**EXERCISE BRIEF**
Set each entry down verbatim, omitting images.

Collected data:
***

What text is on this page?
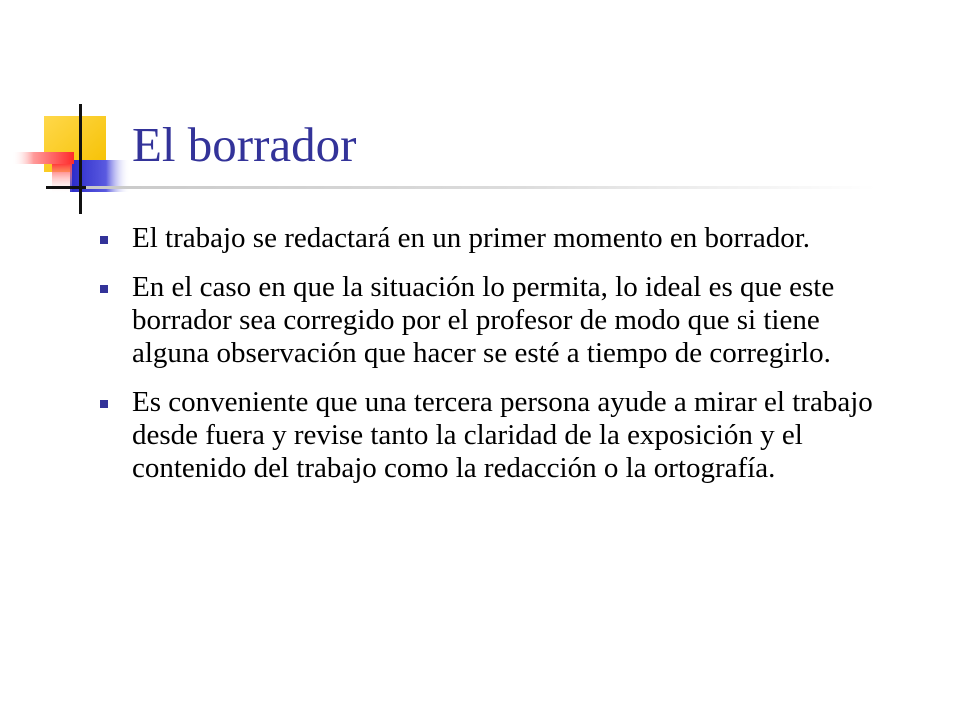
El borrador
El trabajo se redactará en un primer momento en borrador.
En el caso en que la situación lo permita, lo ideal es que este borrador sea corregido por el profesor de modo que si tiene alguna observación que hacer se esté a tiempo de corregirlo.
Es conveniente que una tercera persona ayude a mirar el trabajo desde fuera y revise tanto la claridad de la exposición y el contenido del trabajo como la redacción o la ortografía.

***

**THE COMPLETED TASK**
What text is on this page?
El borrador
El trabajo se redactará en un primer momento en borrador.
En el caso en que la situación lo permita, lo ideal es que este borrador sea corregido por el profesor de modo que si tiene alguna observación que hacer se esté a tiempo de corregirlo.
Es conveniente que una tercera persona ayude a mirar el trabajo desde fuera y revise tanto la claridad de la exposición y el contenido del trabajo como la redacción o la ortografía.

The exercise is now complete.